# [Objective]
Transcribe the records that follow in their entirety, omitting any pictures.

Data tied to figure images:
<<<<

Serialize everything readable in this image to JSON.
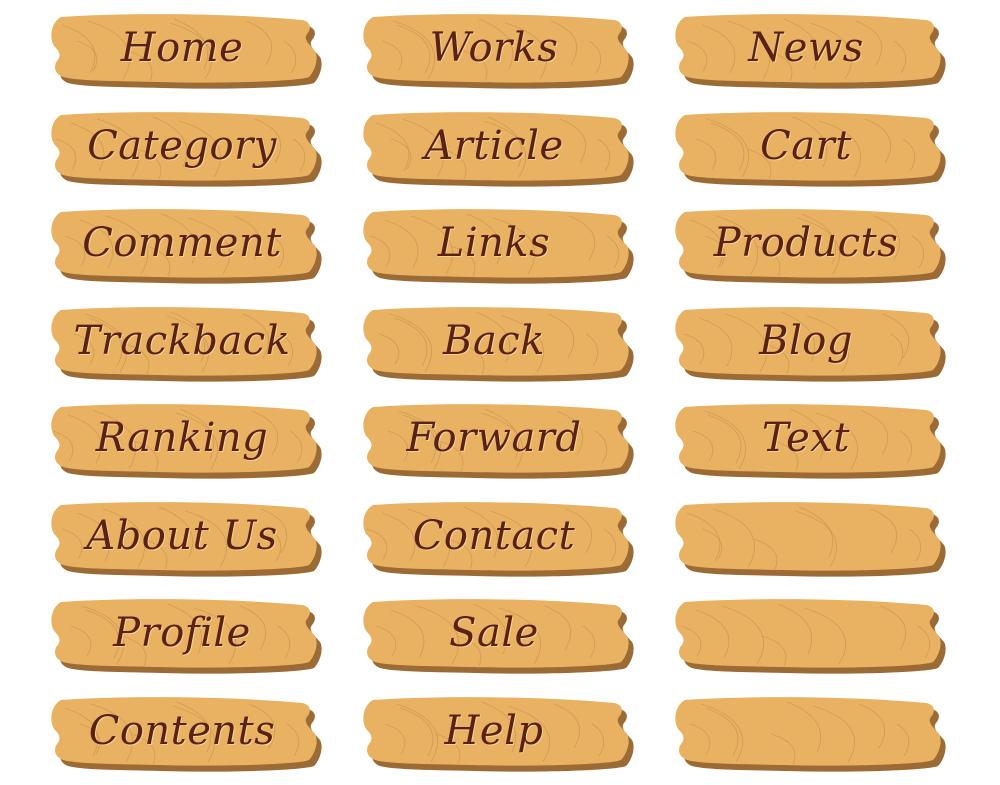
{
  "colors": {
    "wood": "#e9b262",
    "wood_shadow": "#9c6a34",
    "grain": "#c8924e",
    "text": "#5a2216",
    "background": "#ffffff"
  },
  "icons": {
    "sign_shape": "wooden-plank-icon"
  },
  "signs": [
    {
      "label": "Home"
    },
    {
      "label": "Works"
    },
    {
      "label": "News"
    },
    {
      "label": "Category"
    },
    {
      "label": "Article"
    },
    {
      "label": "Cart"
    },
    {
      "label": "Comment"
    },
    {
      "label": "Links"
    },
    {
      "label": "Products"
    },
    {
      "label": "Trackback"
    },
    {
      "label": "Back"
    },
    {
      "label": "Blog"
    },
    {
      "label": "Ranking"
    },
    {
      "label": "Forward"
    },
    {
      "label": "Text"
    },
    {
      "label": "About Us"
    },
    {
      "label": "Contact"
    },
    {
      "label": ""
    },
    {
      "label": "Profile"
    },
    {
      "label": "Sale"
    },
    {
      "label": ""
    },
    {
      "label": "Contents"
    },
    {
      "label": "Help"
    },
    {
      "label": ""
    }
  ]
}
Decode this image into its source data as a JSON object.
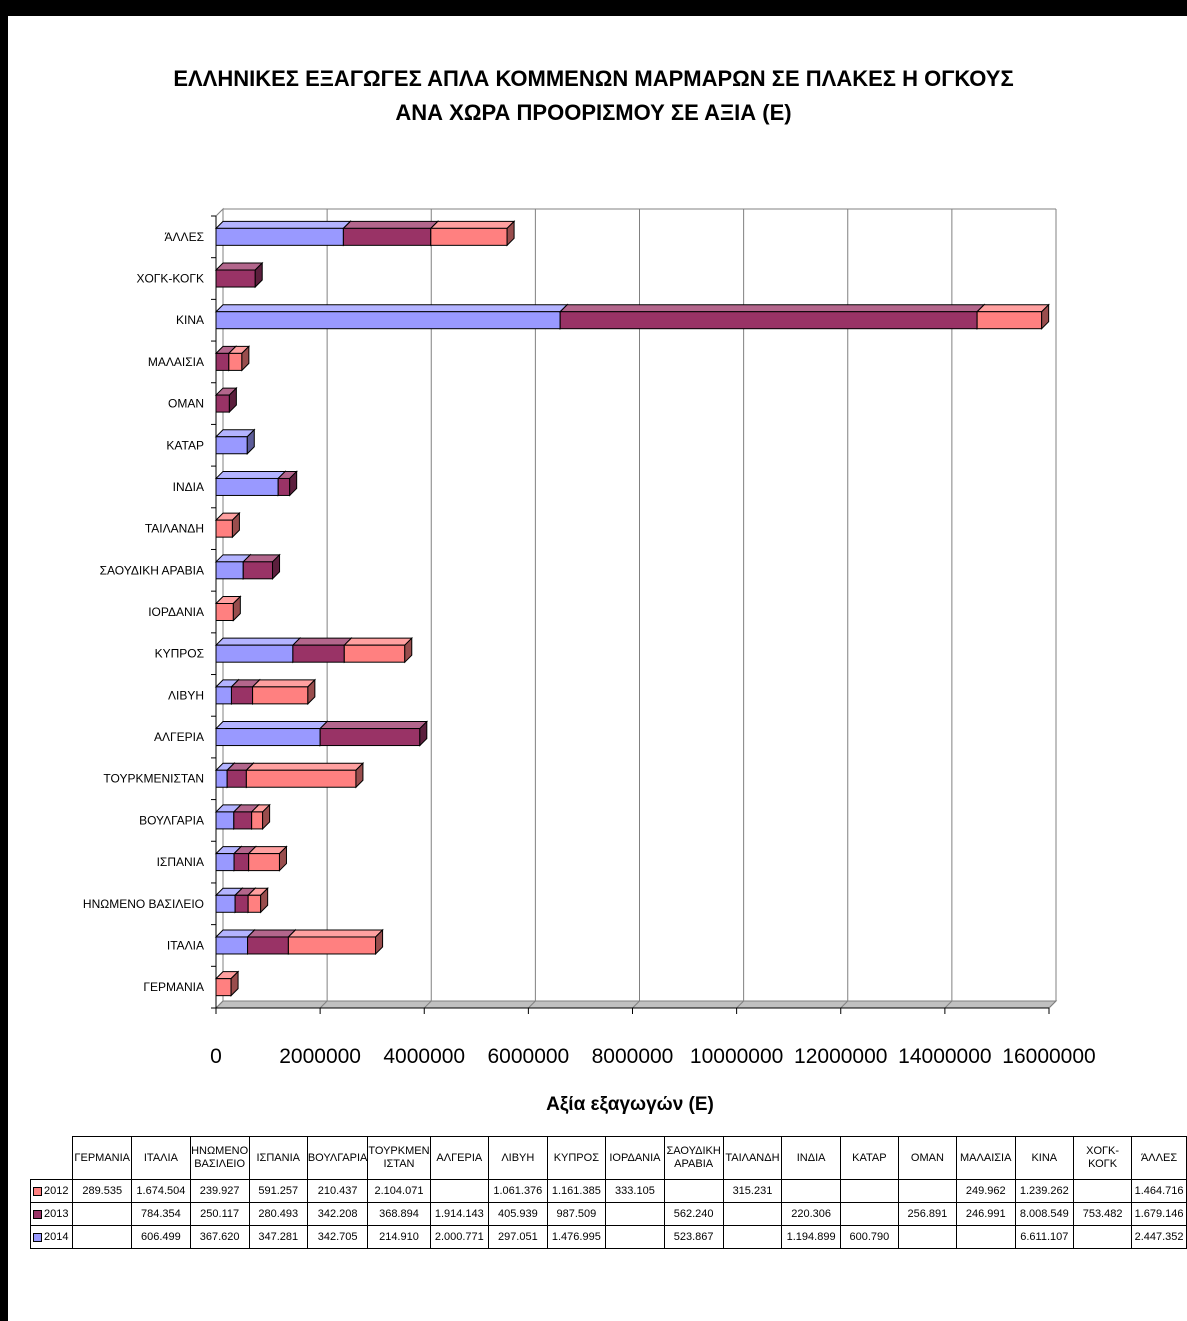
{
  "title_line1": "ΕΛΛΗΝΙΚΕΣ ΕΞΑΓΩΓΕΣ ΑΠΛΑ ΚΟΜΜΕΝΩΝ ΜΑΡΜΑΡΩΝ ΣΕ ΠΛΑΚΕΣ Η ΟΓΚΟΥΣ",
  "title_line2": "ΑΝΑ ΧΩΡΑ ΠΡΟΟΡΙΣΜΟΥ ΣΕ ΑΞΙΑ (Ε)",
  "table": {
    "headers": [
      "ΓΕΡΜΑΝΙΑ",
      "ΙΤΑΛΙΑ",
      "ΗΝΩΜΕΝΟ ΒΑΣΙΛΕΙΟ",
      "ΙΣΠΑΝΙΑ",
      "ΒΟΥΛΓΑΡΙΑ",
      "ΤΟΥΡΚΜΕΝΙΣΤΑΝ",
      "ΑΛΓΕΡΙΑ",
      "ΛΙΒΥΗ",
      "ΚΥΠΡΟΣ",
      "ΙΟΡΔΑΝΙΑ",
      "ΣΑΟΥΔΙΚΗ ΑΡΑΒΙΑ",
      "ΤΑΙΛΑΝΔΗ",
      "ΙΝΔΙΑ",
      "ΚΑΤΑΡ",
      "ΟΜΑΝ",
      "ΜΑΛΑΙΣΙΑ",
      "ΚΙΝΑ",
      "ΧΟΓΚ-ΚΟΓΚ",
      "ΆΛΛΕΣ"
    ],
    "header_display": [
      "ΓΕΡΜΑΝΙΑ",
      "ΙΤΑΛΙΑ",
      "ΗΝΩΜΕΝΟ ΒΑΣΙΛΕΙΟ",
      "ΙΣΠΑΝΙΑ",
      "ΒΟΥΛΓΑΡΙΑ",
      "ΤΟΥΡΚΜΕΝ ΙΣΤΑΝ",
      "ΑΛΓΕΡΙΑ",
      "ΛΙΒΥΗ",
      "ΚΥΠΡΟΣ",
      "ΙΟΡΔΑΝΙΑ",
      "ΣΑΟΥΔΙΚΗ ΑΡΑΒΙΑ",
      "ΤΑΙΛΑΝΔΗ",
      "ΙΝΔΙΑ",
      "ΚΑΤΑΡ",
      "ΟΜΑΝ",
      "ΜΑΛΑΙΣΙΑ",
      "ΚΙΝΑ",
      "ΧΟΓΚ-ΚΟΓΚ",
      "ΆΛΛΕΣ"
    ],
    "rows": [
      {
        "label": "2012",
        "color": "#ff8080",
        "cells": [
          "289.535",
          "1.674.504",
          "239.927",
          "591.257",
          "210.437",
          "2.104.071",
          "",
          "1.061.376",
          "1.161.385",
          "333.105",
          "",
          "315.231",
          "",
          "",
          "",
          "249.962",
          "1.239.262",
          "",
          "1.464.716"
        ]
      },
      {
        "label": "2013",
        "color": "#993366",
        "cells": [
          "",
          "784.354",
          "250.117",
          "280.493",
          "342.208",
          "368.894",
          "1.914.143",
          "405.939",
          "987.509",
          "",
          "562.240",
          "",
          "220.306",
          "",
          "256.891",
          "246.991",
          "8.008.549",
          "753.482",
          "1.679.146"
        ]
      },
      {
        "label": "2014",
        "color": "#9999ff",
        "cells": [
          "",
          "606.499",
          "367.620",
          "347.281",
          "342.705",
          "214.910",
          "2.000.771",
          "297.051",
          "1.476.995",
          "",
          "523.867",
          "",
          "1.194.899",
          "600.790",
          "",
          "",
          "6.611.107",
          "",
          "2.447.352"
        ]
      }
    ]
  },
  "chart_data": {
    "type": "bar",
    "orientation": "horizontal",
    "stacked": true,
    "title": "ΕΛΛΗΝΙΚΕΣ ΕΞΑΓΩΓΕΣ ΑΠΛΑ ΚΟΜΜΕΝΩΝ ΜΑΡΜΑΡΩΝ ΣΕ ΠΛΑΚΕΣ Η ΟΓΚΟΥΣ ΑΝΑ ΧΩΡΑ ΠΡΟΟΡΙΣΜΟΥ ΣΕ ΑΞΙΑ (Ε)",
    "xlabel": "Αξία εξαγωγών (Ε)",
    "ylabel": "",
    "xlim": [
      0,
      16000000
    ],
    "xticks": [
      0,
      2000000,
      4000000,
      6000000,
      8000000,
      10000000,
      12000000,
      14000000,
      16000000
    ],
    "grid": true,
    "categories": [
      "ΓΕΡΜΑΝΙΑ",
      "ΙΤΑΛΙΑ",
      "ΗΝΩΜΕΝΟ ΒΑΣΙΛΕΙΟ",
      "ΙΣΠΑΝΙΑ",
      "ΒΟΥΛΓΑΡΙΑ",
      "ΤΟΥΡΚΜΕΝΙΣΤΑΝ",
      "ΑΛΓΕΡΙΑ",
      "ΛΙΒΥΗ",
      "ΚΥΠΡΟΣ",
      "ΙΟΡΔΑΝΙΑ",
      "ΣΑΟΥΔΙΚΗ ΑΡΑΒΙΑ",
      "ΤΑΙΛΑΝΔΗ",
      "ΙΝΔΙΑ",
      "ΚΑΤΑΡ",
      "ΟΜΑΝ",
      "ΜΑΛΑΙΣΙΑ",
      "ΚΙΝΑ",
      "ΧΟΓΚ-ΚΟΓΚ",
      "ΆΛΛΕΣ"
    ],
    "series": [
      {
        "name": "2014",
        "color": "#9999ff",
        "values": [
          0,
          606499,
          367620,
          347281,
          342705,
          214910,
          2000771,
          297051,
          1476995,
          0,
          523867,
          0,
          1194899,
          600790,
          0,
          0,
          6611107,
          0,
          2447352
        ]
      },
      {
        "name": "2013",
        "color": "#993366",
        "values": [
          0,
          784354,
          250117,
          280493,
          342208,
          368894,
          1914143,
          405939,
          987509,
          0,
          562240,
          0,
          220306,
          0,
          256891,
          246991,
          8008549,
          753482,
          1679146
        ]
      },
      {
        "name": "2012",
        "color": "#ff8080",
        "values": [
          289535,
          1674504,
          239927,
          591257,
          210437,
          2104071,
          0,
          1061376,
          1161385,
          333105,
          0,
          315231,
          0,
          0,
          0,
          249962,
          1239262,
          0,
          1464716
        ]
      }
    ]
  }
}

>>>>

# [Exercise response]
Serialize everything readable in this image to JSON.
{
  "colors": {
    "wood": "#e9b262",
    "wood_shadow": "#9c6a34",
    "grain": "#c8924e",
    "text": "#5a2216",
    "background": "#ffffff"
  },
  "icons": {
    "sign_shape": "wooden-plank-icon"
  },
  "signs": [
    {
      "label": "Home"
    },
    {
      "label": "Works"
    },
    {
      "label": "News"
    },
    {
      "label": "Category"
    },
    {
      "label": "Article"
    },
    {
      "label": "Cart"
    },
    {
      "label": "Comment"
    },
    {
      "label": "Links"
    },
    {
      "label": "Products"
    },
    {
      "label": "Trackback"
    },
    {
      "label": "Back"
    },
    {
      "label": "Blog"
    },
    {
      "label": "Ranking"
    },
    {
      "label": "Forward"
    },
    {
      "label": "Text"
    },
    {
      "label": "About Us"
    },
    {
      "label": "Contact"
    },
    {
      "label": ""
    },
    {
      "label": "Profile"
    },
    {
      "label": "Sale"
    },
    {
      "label": ""
    },
    {
      "label": "Contents"
    },
    {
      "label": "Help"
    },
    {
      "label": ""
    }
  ]
}
Decode this image into its source data as a JSON object.
{
  "title_line1": "ΕΛΛΗΝΙΚΕΣ ΕΞΑΓΩΓΕΣ ΑΠΛΑ ΚΟΜΜΕΝΩΝ ΜΑΡΜΑΡΩΝ ΣΕ ΠΛΑΚΕΣ Η ΟΓΚΟΥΣ",
  "title_line2": "ΑΝΑ ΧΩΡΑ ΠΡΟΟΡΙΣΜΟΥ ΣΕ ΑΞΙΑ (Ε)",
  "table": {
    "headers": [
      "ΓΕΡΜΑΝΙΑ",
      "ΙΤΑΛΙΑ",
      "ΗΝΩΜΕΝΟ ΒΑΣΙΛΕΙΟ",
      "ΙΣΠΑΝΙΑ",
      "ΒΟΥΛΓΑΡΙΑ",
      "ΤΟΥΡΚΜΕΝΙΣΤΑΝ",
      "ΑΛΓΕΡΙΑ",
      "ΛΙΒΥΗ",
      "ΚΥΠΡΟΣ",
      "ΙΟΡΔΑΝΙΑ",
      "ΣΑΟΥΔΙΚΗ ΑΡΑΒΙΑ",
      "ΤΑΙΛΑΝΔΗ",
      "ΙΝΔΙΑ",
      "ΚΑΤΑΡ",
      "ΟΜΑΝ",
      "ΜΑΛΑΙΣΙΑ",
      "ΚΙΝΑ",
      "ΧΟΓΚ-ΚΟΓΚ",
      "ΆΛΛΕΣ"
    ],
    "header_display": [
      "ΓΕΡΜΑΝΙΑ",
      "ΙΤΑΛΙΑ",
      "ΗΝΩΜΕΝΟ ΒΑΣΙΛΕΙΟ",
      "ΙΣΠΑΝΙΑ",
      "ΒΟΥΛΓΑΡΙΑ",
      "ΤΟΥΡΚΜΕΝ ΙΣΤΑΝ",
      "ΑΛΓΕΡΙΑ",
      "ΛΙΒΥΗ",
      "ΚΥΠΡΟΣ",
      "ΙΟΡΔΑΝΙΑ",
      "ΣΑΟΥΔΙΚΗ ΑΡΑΒΙΑ",
      "ΤΑΙΛΑΝΔΗ",
      "ΙΝΔΙΑ",
      "ΚΑΤΑΡ",
      "ΟΜΑΝ",
      "ΜΑΛΑΙΣΙΑ",
      "ΚΙΝΑ",
      "ΧΟΓΚ-ΚΟΓΚ",
      "ΆΛΛΕΣ"
    ],
    "rows": [
      {
        "label": "2012",
        "color": "#ff8080",
        "cells": [
          "289.535",
          "1.674.504",
          "239.927",
          "591.257",
          "210.437",
          "2.104.071",
          "",
          "1.061.376",
          "1.161.385",
          "333.105",
          "",
          "315.231",
          "",
          "",
          "",
          "249.962",
          "1.239.262",
          "",
          "1.464.716"
        ]
      },
      {
        "label": "2013",
        "color": "#993366",
        "cells": [
          "",
          "784.354",
          "250.117",
          "280.493",
          "342.208",
          "368.894",
          "1.914.143",
          "405.939",
          "987.509",
          "",
          "562.240",
          "",
          "220.306",
          "",
          "256.891",
          "246.991",
          "8.008.549",
          "753.482",
          "1.679.146"
        ]
      },
      {
        "label": "2014",
        "color": "#9999ff",
        "cells": [
          "",
          "606.499",
          "367.620",
          "347.281",
          "342.705",
          "214.910",
          "2.000.771",
          "297.051",
          "1.476.995",
          "",
          "523.867",
          "",
          "1.194.899",
          "600.790",
          "",
          "",
          "6.611.107",
          "",
          "2.447.352"
        ]
      }
    ]
  },
  "chart_data": {
    "type": "bar",
    "orientation": "horizontal",
    "stacked": true,
    "title": "ΕΛΛΗΝΙΚΕΣ ΕΞΑΓΩΓΕΣ ΑΠΛΑ ΚΟΜΜΕΝΩΝ ΜΑΡΜΑΡΩΝ ΣΕ ΠΛΑΚΕΣ Η ΟΓΚΟΥΣ ΑΝΑ ΧΩΡΑ ΠΡΟΟΡΙΣΜΟΥ ΣΕ ΑΞΙΑ (Ε)",
    "xlabel": "Αξία εξαγωγών (Ε)",
    "ylabel": "",
    "xlim": [
      0,
      16000000
    ],
    "xticks": [
      0,
      2000000,
      4000000,
      6000000,
      8000000,
      10000000,
      12000000,
      14000000,
      16000000
    ],
    "grid": true,
    "categories": [
      "ΓΕΡΜΑΝΙΑ",
      "ΙΤΑΛΙΑ",
      "ΗΝΩΜΕΝΟ ΒΑΣΙΛΕΙΟ",
      "ΙΣΠΑΝΙΑ",
      "ΒΟΥΛΓΑΡΙΑ",
      "ΤΟΥΡΚΜΕΝΙΣΤΑΝ",
      "ΑΛΓΕΡΙΑ",
      "ΛΙΒΥΗ",
      "ΚΥΠΡΟΣ",
      "ΙΟΡΔΑΝΙΑ",
      "ΣΑΟΥΔΙΚΗ ΑΡΑΒΙΑ",
      "ΤΑΙΛΑΝΔΗ",
      "ΙΝΔΙΑ",
      "ΚΑΤΑΡ",
      "ΟΜΑΝ",
      "ΜΑΛΑΙΣΙΑ",
      "ΚΙΝΑ",
      "ΧΟΓΚ-ΚΟΓΚ",
      "ΆΛΛΕΣ"
    ],
    "series": [
      {
        "name": "2014",
        "color": "#9999ff",
        "values": [
          0,
          606499,
          367620,
          347281,
          342705,
          214910,
          2000771,
          297051,
          1476995,
          0,
          523867,
          0,
          1194899,
          600790,
          0,
          0,
          6611107,
          0,
          2447352
        ]
      },
      {
        "name": "2013",
        "color": "#993366",
        "values": [
          0,
          784354,
          250117,
          280493,
          342208,
          368894,
          1914143,
          405939,
          987509,
          0,
          562240,
          0,
          220306,
          0,
          256891,
          246991,
          8008549,
          753482,
          1679146
        ]
      },
      {
        "name": "2012",
        "color": "#ff8080",
        "values": [
          289535,
          1674504,
          239927,
          591257,
          210437,
          2104071,
          0,
          1061376,
          1161385,
          333105,
          0,
          315231,
          0,
          0,
          0,
          249962,
          1239262,
          0,
          1464716
        ]
      }
    ]
  }
}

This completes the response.